> _INPUT_
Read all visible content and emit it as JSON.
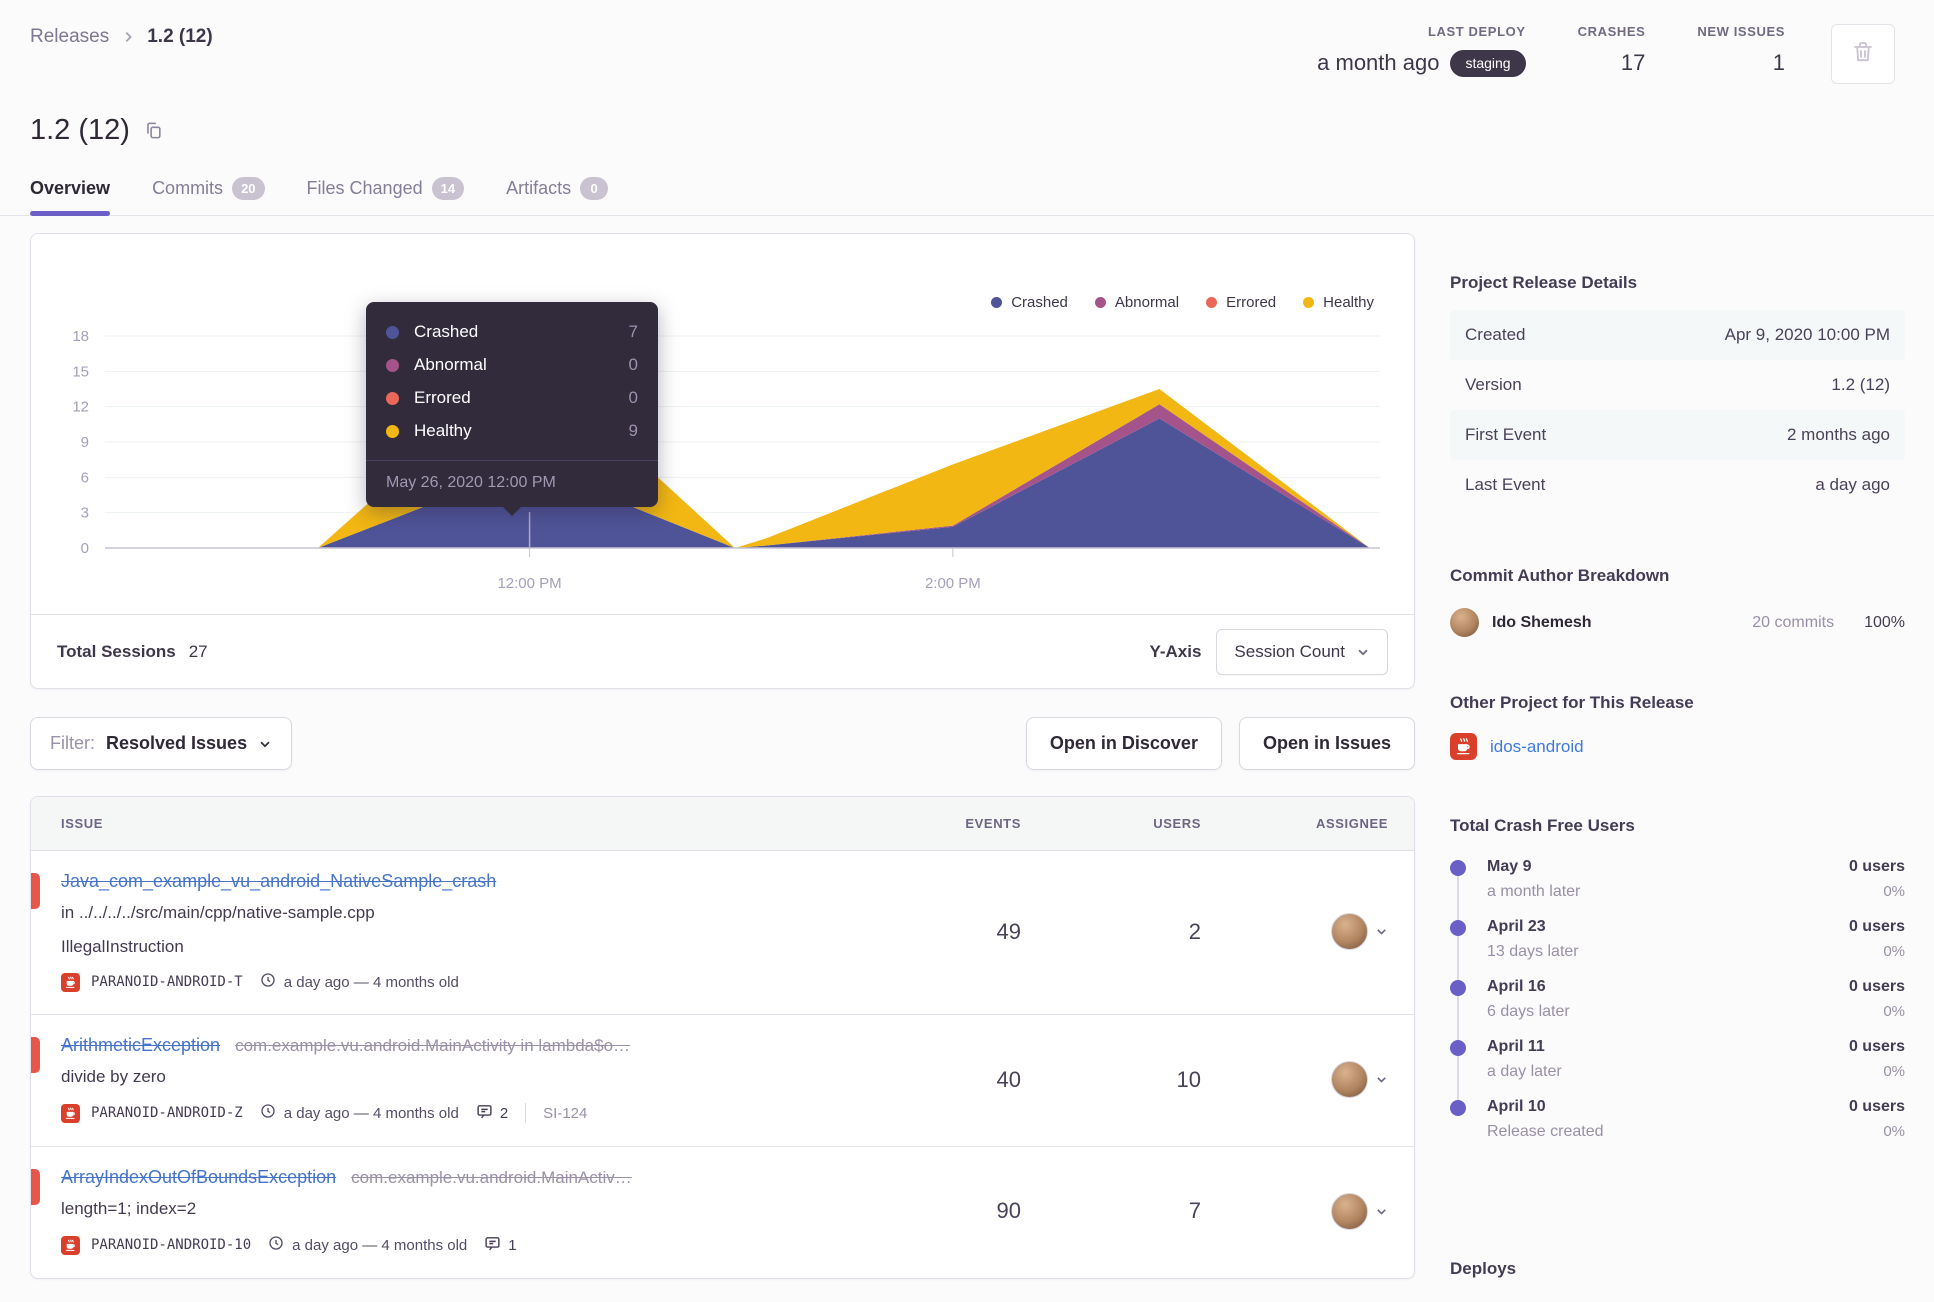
{
  "breadcrumb": {
    "root": "Releases",
    "current": "1.2 (12)"
  },
  "header": {
    "stats": [
      {
        "label": "LAST DEPLOY",
        "value": "a month ago",
        "badge": "staging"
      },
      {
        "label": "CRASHES",
        "value": "17"
      },
      {
        "label": "NEW ISSUES",
        "value": "1"
      }
    ]
  },
  "release": {
    "title": "1.2 (12)"
  },
  "tabs": [
    {
      "label": "Overview"
    },
    {
      "label": "Commits",
      "count": "20"
    },
    {
      "label": "Files Changed",
      "count": "14"
    },
    {
      "label": "Artifacts",
      "count": "0"
    }
  ],
  "chart_data": {
    "type": "area",
    "stacked": true,
    "grid": true,
    "legend_position": "top-right",
    "x_ticks": [
      {
        "label": "12:00 PM",
        "t": 0.333
      },
      {
        "label": "2:00 PM",
        "t": 0.665
      }
    ],
    "y_ticks": [
      0,
      3,
      6,
      9,
      12,
      15,
      18
    ],
    "ylim": [
      0,
      18
    ],
    "series": [
      {
        "name": "Crashed",
        "color": "#4f5499",
        "points": [
          [
            0.167,
            0
          ],
          [
            0.333,
            7
          ],
          [
            0.494,
            0
          ],
          [
            0.518,
            0.2
          ],
          [
            0.665,
            1.8
          ],
          [
            0.827,
            11
          ],
          [
            0.992,
            0
          ]
        ]
      },
      {
        "name": "Abnormal",
        "color": "#a4548a",
        "points": [
          [
            0.167,
            0
          ],
          [
            0.333,
            0
          ],
          [
            0.494,
            0
          ],
          [
            0.518,
            0
          ],
          [
            0.665,
            0.1
          ],
          [
            0.827,
            1.2
          ],
          [
            0.992,
            0
          ]
        ]
      },
      {
        "name": "Errored",
        "color": "#ea6857",
        "points": [
          [
            0.167,
            0
          ],
          [
            0.333,
            0
          ],
          [
            0.494,
            0
          ],
          [
            0.518,
            0
          ],
          [
            0.665,
            0
          ],
          [
            0.827,
            0
          ],
          [
            0.992,
            0
          ]
        ]
      },
      {
        "name": "Healthy",
        "color": "#f2b712",
        "points": [
          [
            0.167,
            0
          ],
          [
            0.333,
            9
          ],
          [
            0.494,
            0
          ],
          [
            0.518,
            0.6
          ],
          [
            0.665,
            5.2
          ],
          [
            0.827,
            1.3
          ],
          [
            0.992,
            0
          ]
        ]
      }
    ],
    "hover_point": {
      "time": "May 26, 2020 12:00 PM",
      "Crashed": 7,
      "Abnormal": 0,
      "Errored": 0,
      "Healthy": 9
    },
    "total_sessions": 27
  },
  "tooltip": {
    "rows": [
      {
        "label": "Crashed",
        "value": "7",
        "color": "#4f5499"
      },
      {
        "label": "Abnormal",
        "value": "0",
        "color": "#a4548a"
      },
      {
        "label": "Errored",
        "value": "0",
        "color": "#ea6857"
      },
      {
        "label": "Healthy",
        "value": "9",
        "color": "#f2b712"
      }
    ],
    "timestamp": "May 26, 2020 12:00 PM"
  },
  "chart_footer": {
    "total_label": "Total Sessions",
    "total_value": "27",
    "y_axis_label": "Y-Axis",
    "y_axis_value": "Session Count"
  },
  "toolbar": {
    "filter_label": "Filter:",
    "filter_value": "Resolved Issues",
    "open_discover": "Open in Discover",
    "open_issues": "Open in Issues"
  },
  "issues": {
    "headers": {
      "issue": "ISSUE",
      "events": "EVENTS",
      "users": "USERS",
      "assignee": "ASSIGNEE"
    },
    "rows": [
      {
        "title": "Java_com_example_vu_android_NativeSample_crash",
        "culprit": "",
        "location": "in ../../../../src/main/cpp/native-sample.cpp",
        "message": "IllegalInstruction",
        "project": "PARANOID-ANDROID-T",
        "age": "a day ago — 4 months old",
        "comments": "",
        "short_id": "",
        "events": "49",
        "users": "2"
      },
      {
        "title": "ArithmeticException",
        "culprit": "com.example.vu.android.MainActivity in lambda$o…",
        "location": "",
        "message": "divide by zero",
        "project": "PARANOID-ANDROID-Z",
        "age": "a day ago — 4 months old",
        "comments": "2",
        "short_id": "SI-124",
        "events": "40",
        "users": "10"
      },
      {
        "title": "ArrayIndexOutOfBoundsException",
        "culprit": "com.example.vu.android.MainActiv…",
        "location": "",
        "message": "length=1; index=2",
        "project": "PARANOID-ANDROID-10",
        "age": "a day ago — 4 months old",
        "comments": "1",
        "short_id": "",
        "events": "90",
        "users": "7"
      }
    ]
  },
  "sidebar": {
    "details": {
      "heading": "Project Release Details",
      "rows": [
        {
          "label": "Created",
          "value": "Apr 9, 2020 10:00 PM"
        },
        {
          "label": "Version",
          "value": "1.2 (12)"
        },
        {
          "label": "First Event",
          "value": "2 months ago"
        },
        {
          "label": "Last Event",
          "value": "a day ago"
        }
      ]
    },
    "authors": {
      "heading": "Commit Author Breakdown",
      "name": "Ido Shemesh",
      "commits": "20 commits",
      "percent": "100%"
    },
    "other_project": {
      "heading": "Other Project for This Release",
      "name": "idos-android"
    },
    "crash_free": {
      "heading": "Total Crash Free Users",
      "items": [
        {
          "date": "May 9",
          "note": "a month later",
          "users": "0 users",
          "pct": "0%"
        },
        {
          "date": "April 23",
          "note": "13 days later",
          "users": "0 users",
          "pct": "0%"
        },
        {
          "date": "April 16",
          "note": "6 days later",
          "users": "0 users",
          "pct": "0%"
        },
        {
          "date": "April 11",
          "note": "a day later",
          "users": "0 users",
          "pct": "0%"
        },
        {
          "date": "April 10",
          "note": "Release created",
          "users": "0 users",
          "pct": "0%"
        }
      ]
    },
    "deploys_heading": "Deploys"
  },
  "colors": {
    "accent": "#6c5fc7",
    "link": "#4674ca",
    "resolved_marker": "#e8564a",
    "staging_badge": "#3e3749"
  }
}
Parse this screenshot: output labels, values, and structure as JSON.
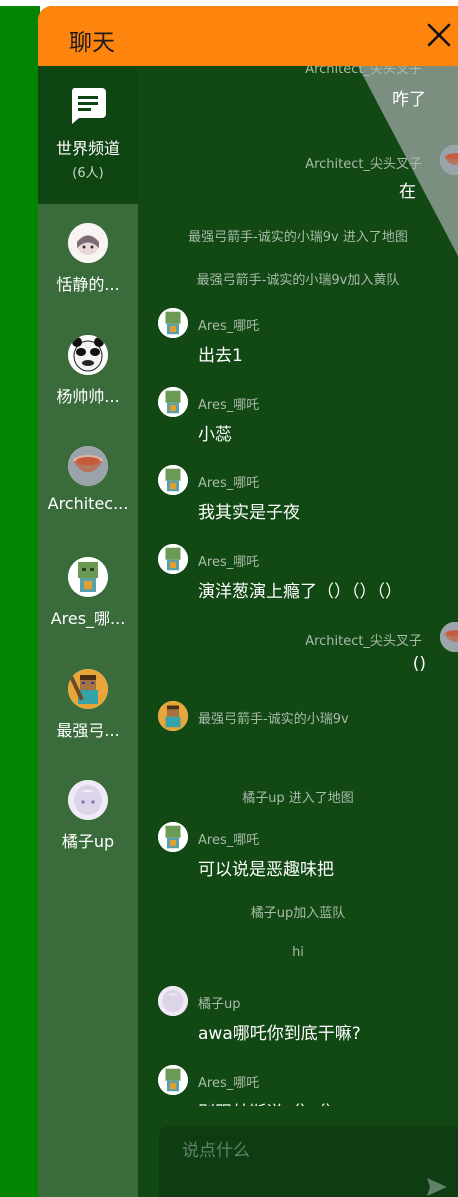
{
  "header": {
    "title": "聊天"
  },
  "channel": {
    "name": "世界频道",
    "count": "(6人)"
  },
  "users": [
    {
      "name": "恬静的...",
      "avatar": "anime-girl"
    },
    {
      "name": "杨帅帅...",
      "avatar": "panda-meme"
    },
    {
      "name": "Architec...",
      "avatar": "bowl"
    },
    {
      "name": "Ares_哪...",
      "avatar": "zombie"
    },
    {
      "name": "最强弓...",
      "avatar": "steve"
    },
    {
      "name": "橘子up",
      "avatar": "white-hair-girl"
    }
  ],
  "messages": [
    {
      "kind": "mine",
      "sender": "Architect_尖头叉子",
      "text": "咋了"
    },
    {
      "kind": "mine",
      "sender": "Architect_尖头叉子",
      "text": "在"
    },
    {
      "kind": "sys",
      "text": "最强弓箭手-诚实的小瑞9v 进入了地图"
    },
    {
      "kind": "sys",
      "text": "最强弓箭手-诚实的小瑞9v加入黄队"
    },
    {
      "kind": "other",
      "sender": "Ares_哪吒",
      "text": "出去1"
    },
    {
      "kind": "other",
      "sender": "Ares_哪吒",
      "text": "小蕊"
    },
    {
      "kind": "other",
      "sender": "Ares_哪吒",
      "text": "我其实是子夜"
    },
    {
      "kind": "other",
      "sender": "Ares_哪吒",
      "text": "演洋葱演上瘾了（）（）（）"
    },
    {
      "kind": "mine",
      "sender": "Architect_尖头叉子",
      "text": "()"
    },
    {
      "kind": "other",
      "sender": "最强弓箭手-诚实的小瑞9v",
      "text": ""
    },
    {
      "kind": "sys",
      "text": "橘子up 进入了地图"
    },
    {
      "kind": "other",
      "sender": "Ares_哪吒",
      "text": "可以说是恶趣味把"
    },
    {
      "kind": "sys",
      "text": "橘子up加入蓝队"
    },
    {
      "kind": "sys",
      "text": "hi"
    },
    {
      "kind": "other",
      "sender": "橘子up",
      "text": "awa哪吒你到底干嘛?"
    },
    {
      "kind": "other",
      "sender": "Ares_哪吒",
      "text": "别跟林斯说（）（）"
    }
  ],
  "input": {
    "placeholder": "说点什么"
  },
  "colors": {
    "header": "#fd850d",
    "sidebar": "#3a6b3b",
    "chat_bg": "#114814",
    "outer": "#018401"
  }
}
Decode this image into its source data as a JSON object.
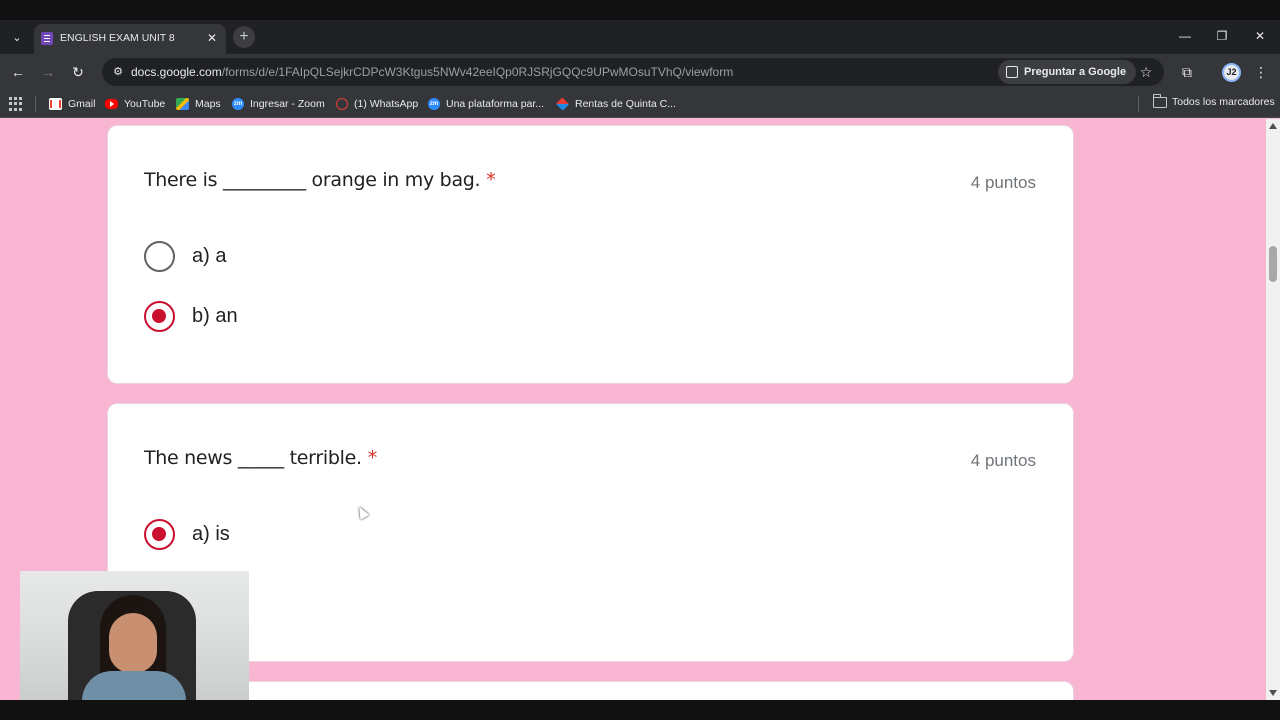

> _GIVEN TASK_
Of the lines in the material, how many include "JSON"? Respond with the number alone.

> _FINISHED EXERCISE_
3